[Figure dataset records]
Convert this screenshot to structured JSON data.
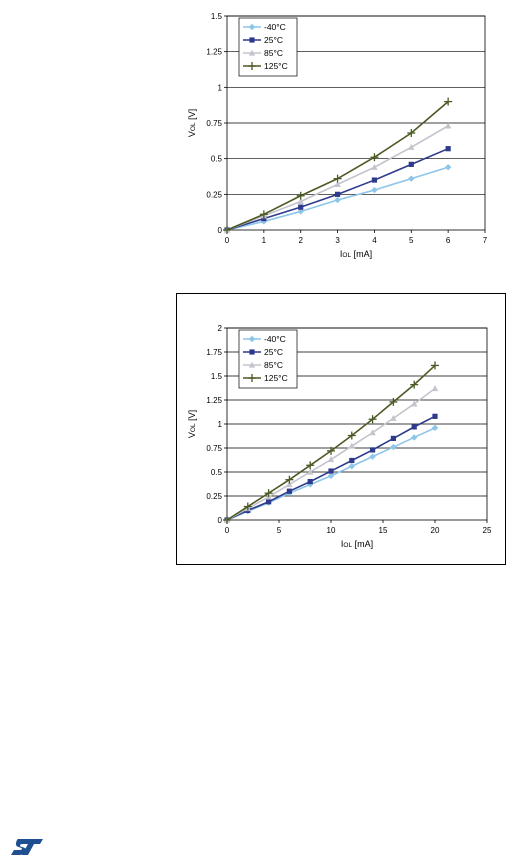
{
  "chart_data": [
    {
      "type": "line",
      "xlabel": "I",
      "xlabel_sub": "OL",
      "xlabel_unit": "[mA]",
      "ylabel": "V",
      "ylabel_sub": "OL",
      "ylabel_unit": "[V]",
      "xlim": [
        0,
        7
      ],
      "ylim": [
        0,
        1.5
      ],
      "xticks": [
        "0",
        "1",
        "2",
        "3",
        "4",
        "5",
        "6",
        "7"
      ],
      "yticks": [
        "0",
        "0.25",
        "0.5",
        "0.75",
        "1",
        "1.25",
        "1.5"
      ],
      "grid": "horizontal",
      "legend_position": "top-left",
      "series": [
        {
          "name": "-40°C",
          "color": "#8ec6e8",
          "marker": "diamond",
          "x": [
            0,
            1,
            2,
            3,
            4,
            5,
            6
          ],
          "y": [
            0,
            0.06,
            0.13,
            0.21,
            0.28,
            0.36,
            0.44
          ]
        },
        {
          "name": "25°C",
          "color": "#2e3a8c",
          "marker": "square",
          "x": [
            0,
            1,
            2,
            3,
            4,
            5,
            6
          ],
          "y": [
            0,
            0.08,
            0.16,
            0.25,
            0.35,
            0.46,
            0.57
          ]
        },
        {
          "name": "85°C",
          "color": "#c4c4cc",
          "marker": "triangle",
          "x": [
            0,
            1,
            2,
            3,
            4,
            5,
            6
          ],
          "y": [
            0,
            0.1,
            0.2,
            0.32,
            0.44,
            0.58,
            0.73
          ]
        },
        {
          "name": "125°C",
          "color": "#4b5a24",
          "marker": "plus",
          "x": [
            0,
            1,
            2,
            3,
            4,
            5,
            6
          ],
          "y": [
            0,
            0.11,
            0.24,
            0.36,
            0.51,
            0.68,
            0.9
          ]
        }
      ]
    },
    {
      "type": "line",
      "xlabel": "I",
      "xlabel_sub": "OL",
      "xlabel_unit": "[mA]",
      "ylabel": "V",
      "ylabel_sub": "OL",
      "ylabel_unit": "[V]",
      "xlim": [
        0,
        25
      ],
      "ylim": [
        0,
        2
      ],
      "xticks": [
        "0",
        "5",
        "10",
        "15",
        "20",
        "25"
      ],
      "yticks": [
        "0",
        "0.25",
        "0.5",
        "0.75",
        "1",
        "1.25",
        "1.5",
        "1.75",
        "2"
      ],
      "grid": "horizontal",
      "legend_position": "top-left",
      "series": [
        {
          "name": "-40°C",
          "color": "#8ec6e8",
          "marker": "diamond",
          "x": [
            0,
            2,
            4,
            6,
            8,
            10,
            12,
            14,
            16,
            18,
            20
          ],
          "y": [
            0,
            0.09,
            0.18,
            0.28,
            0.37,
            0.46,
            0.56,
            0.66,
            0.76,
            0.86,
            0.96
          ]
        },
        {
          "name": "25°C",
          "color": "#2e3a8c",
          "marker": "square",
          "x": [
            0,
            2,
            4,
            6,
            8,
            10,
            12,
            14,
            16,
            18,
            20
          ],
          "y": [
            0,
            0.1,
            0.19,
            0.3,
            0.4,
            0.51,
            0.62,
            0.73,
            0.85,
            0.97,
            1.08
          ]
        },
        {
          "name": "85°C",
          "color": "#c4c4cc",
          "marker": "triangle",
          "x": [
            0,
            2,
            4,
            6,
            8,
            10,
            12,
            14,
            16,
            18,
            20
          ],
          "y": [
            0,
            0.12,
            0.24,
            0.37,
            0.5,
            0.63,
            0.77,
            0.91,
            1.06,
            1.21,
            1.37
          ]
        },
        {
          "name": "125°C",
          "color": "#4b5a24",
          "marker": "plus",
          "x": [
            0,
            2,
            4,
            6,
            8,
            10,
            12,
            14,
            16,
            18,
            20
          ],
          "y": [
            0,
            0.14,
            0.28,
            0.42,
            0.57,
            0.72,
            0.88,
            1.05,
            1.23,
            1.41,
            1.61
          ]
        }
      ]
    }
  ],
  "logo": {
    "text": "ST",
    "color": "#1d4f91"
  }
}
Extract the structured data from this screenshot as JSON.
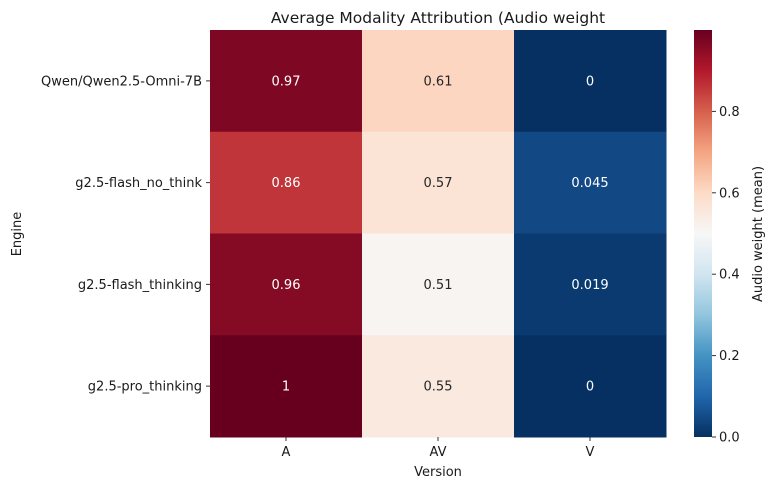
{
  "chart_data": {
    "type": "heatmap",
    "title": "Average Modality Attribution (Audio weight",
    "xlabel": "Version",
    "ylabel": "Engine",
    "x_categories": [
      "A",
      "AV",
      "V"
    ],
    "y_categories": [
      "Qwen/Qwen2.5-Omni-7B",
      "g2.5-flash_no_think",
      "g2.5-flash_thinking",
      "g2.5-pro_thinking"
    ],
    "values": [
      [
        0.97,
        0.61,
        0
      ],
      [
        0.86,
        0.57,
        0.045
      ],
      [
        0.96,
        0.51,
        0.019
      ],
      [
        1,
        0.55,
        0
      ]
    ],
    "cell_labels": [
      [
        "0.97",
        "0.61",
        "0"
      ],
      [
        "0.86",
        "0.57",
        "0.045"
      ],
      [
        "0.96",
        "0.51",
        "0.019"
      ],
      [
        "1",
        "0.55",
        "0"
      ]
    ],
    "colormap": "RdBu_r",
    "colormap_stops": [
      "#053061",
      "#2166ac",
      "#4393c3",
      "#92c5de",
      "#d1e5f0",
      "#f7f7f7",
      "#fddbc7",
      "#f4a582",
      "#d6604d",
      "#b2182b",
      "#67001f"
    ],
    "vmin": 0,
    "vmax": 1,
    "colorbar": {
      "label": "Audio weight (mean)",
      "ticks": [
        "0.0",
        "0.2",
        "0.4",
        "0.6",
        "0.8"
      ],
      "tick_values": [
        0,
        0.2,
        0.4,
        0.6,
        0.8
      ]
    }
  }
}
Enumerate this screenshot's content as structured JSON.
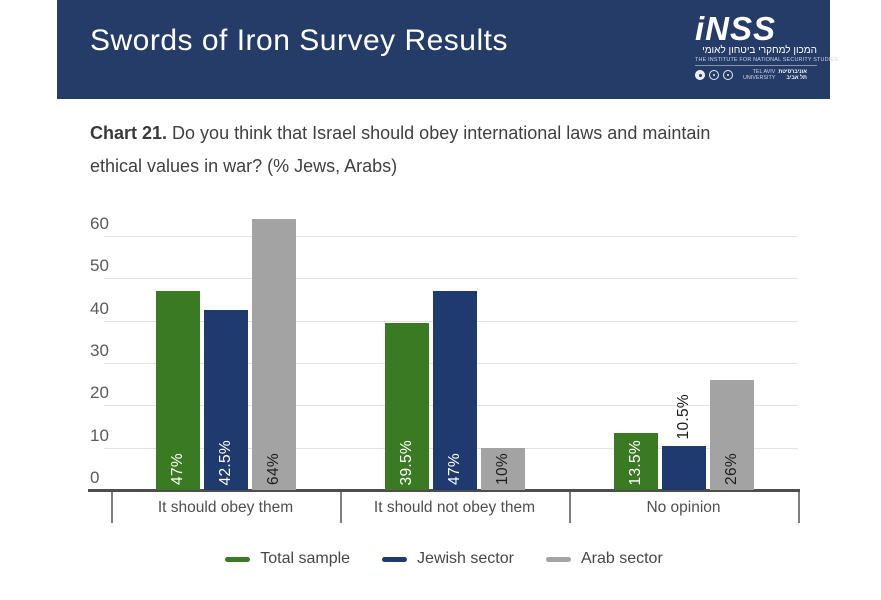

EXERCISE
Using the data above, print every line exactly, omitting pictures.

WRITTEN REPLY
Convert this screenshot to structured JSON data.
{
  "chart_data": [
    {
      "type": "line",
      "xlabel": "I",
      "xlabel_sub": "OL",
      "xlabel_unit": "[mA]",
      "ylabel": "V",
      "ylabel_sub": "OL",
      "ylabel_unit": "[V]",
      "xlim": [
        0,
        7
      ],
      "ylim": [
        0,
        1.5
      ],
      "xticks": [
        "0",
        "1",
        "2",
        "3",
        "4",
        "5",
        "6",
        "7"
      ],
      "yticks": [
        "0",
        "0.25",
        "0.5",
        "0.75",
        "1",
        "1.25",
        "1.5"
      ],
      "grid": "horizontal",
      "legend_position": "top-left",
      "series": [
        {
          "name": "-40°C",
          "color": "#8ec6e8",
          "marker": "diamond",
          "x": [
            0,
            1,
            2,
            3,
            4,
            5,
            6
          ],
          "y": [
            0,
            0.06,
            0.13,
            0.21,
            0.28,
            0.36,
            0.44
          ]
        },
        {
          "name": "25°C",
          "color": "#2e3a8c",
          "marker": "square",
          "x": [
            0,
            1,
            2,
            3,
            4,
            5,
            6
          ],
          "y": [
            0,
            0.08,
            0.16,
            0.25,
            0.35,
            0.46,
            0.57
          ]
        },
        {
          "name": "85°C",
          "color": "#c4c4cc",
          "marker": "triangle",
          "x": [
            0,
            1,
            2,
            3,
            4,
            5,
            6
          ],
          "y": [
            0,
            0.1,
            0.2,
            0.32,
            0.44,
            0.58,
            0.73
          ]
        },
        {
          "name": "125°C",
          "color": "#4b5a24",
          "marker": "plus",
          "x": [
            0,
            1,
            2,
            3,
            4,
            5,
            6
          ],
          "y": [
            0,
            0.11,
            0.24,
            0.36,
            0.51,
            0.68,
            0.9
          ]
        }
      ]
    },
    {
      "type": "line",
      "xlabel": "I",
      "xlabel_sub": "OL",
      "xlabel_unit": "[mA]",
      "ylabel": "V",
      "ylabel_sub": "OL",
      "ylabel_unit": "[V]",
      "xlim": [
        0,
        25
      ],
      "ylim": [
        0,
        2
      ],
      "xticks": [
        "0",
        "5",
        "10",
        "15",
        "20",
        "25"
      ],
      "yticks": [
        "0",
        "0.25",
        "0.5",
        "0.75",
        "1",
        "1.25",
        "1.5",
        "1.75",
        "2"
      ],
      "grid": "horizontal",
      "legend_position": "top-left",
      "series": [
        {
          "name": "-40°C",
          "color": "#8ec6e8",
          "marker": "diamond",
          "x": [
            0,
            2,
            4,
            6,
            8,
            10,
            12,
            14,
            16,
            18,
            20
          ],
          "y": [
            0,
            0.09,
            0.18,
            0.28,
            0.37,
            0.46,
            0.56,
            0.66,
            0.76,
            0.86,
            0.96
          ]
        },
        {
          "name": "25°C",
          "color": "#2e3a8c",
          "marker": "square",
          "x": [
            0,
            2,
            4,
            6,
            8,
            10,
            12,
            14,
            16,
            18,
            20
          ],
          "y": [
            0,
            0.1,
            0.19,
            0.3,
            0.4,
            0.51,
            0.62,
            0.73,
            0.85,
            0.97,
            1.08
          ]
        },
        {
          "name": "85°C",
          "color": "#c4c4cc",
          "marker": "triangle",
          "x": [
            0,
            2,
            4,
            6,
            8,
            10,
            12,
            14,
            16,
            18,
            20
          ],
          "y": [
            0,
            0.12,
            0.24,
            0.37,
            0.5,
            0.63,
            0.77,
            0.91,
            1.06,
            1.21,
            1.37
          ]
        },
        {
          "name": "125°C",
          "color": "#4b5a24",
          "marker": "plus",
          "x": [
            0,
            2,
            4,
            6,
            8,
            10,
            12,
            14,
            16,
            18,
            20
          ],
          "y": [
            0,
            0.14,
            0.28,
            0.42,
            0.57,
            0.72,
            0.88,
            1.05,
            1.23,
            1.41,
            1.61
          ]
        }
      ]
    }
  ],
  "logo": {
    "text": "ST",
    "color": "#1d4f91"
  }
}
Extract the structured data from this screenshot as JSON.
{
  "chart_data": {
    "type": "heatmap",
    "title": "Average Modality Attribution (Audio weight",
    "xlabel": "Version",
    "ylabel": "Engine",
    "x_categories": [
      "A",
      "AV",
      "V"
    ],
    "y_categories": [
      "Qwen/Qwen2.5-Omni-7B",
      "g2.5-flash_no_think",
      "g2.5-flash_thinking",
      "g2.5-pro_thinking"
    ],
    "values": [
      [
        0.97,
        0.61,
        0
      ],
      [
        0.86,
        0.57,
        0.045
      ],
      [
        0.96,
        0.51,
        0.019
      ],
      [
        1,
        0.55,
        0
      ]
    ],
    "cell_labels": [
      [
        "0.97",
        "0.61",
        "0"
      ],
      [
        "0.86",
        "0.57",
        "0.045"
      ],
      [
        "0.96",
        "0.51",
        "0.019"
      ],
      [
        "1",
        "0.55",
        "0"
      ]
    ],
    "colormap": "RdBu_r",
    "colormap_stops": [
      "#053061",
      "#2166ac",
      "#4393c3",
      "#92c5de",
      "#d1e5f0",
      "#f7f7f7",
      "#fddbc7",
      "#f4a582",
      "#d6604d",
      "#b2182b",
      "#67001f"
    ],
    "vmin": 0,
    "vmax": 1,
    "colorbar": {
      "label": "Audio weight (mean)",
      "ticks": [
        "0.0",
        "0.2",
        "0.4",
        "0.6",
        "0.8"
      ],
      "tick_values": [
        0,
        0.2,
        0.4,
        0.6,
        0.8
      ]
    }
  }
}
Enumerate this screenshot's content as structured JSON.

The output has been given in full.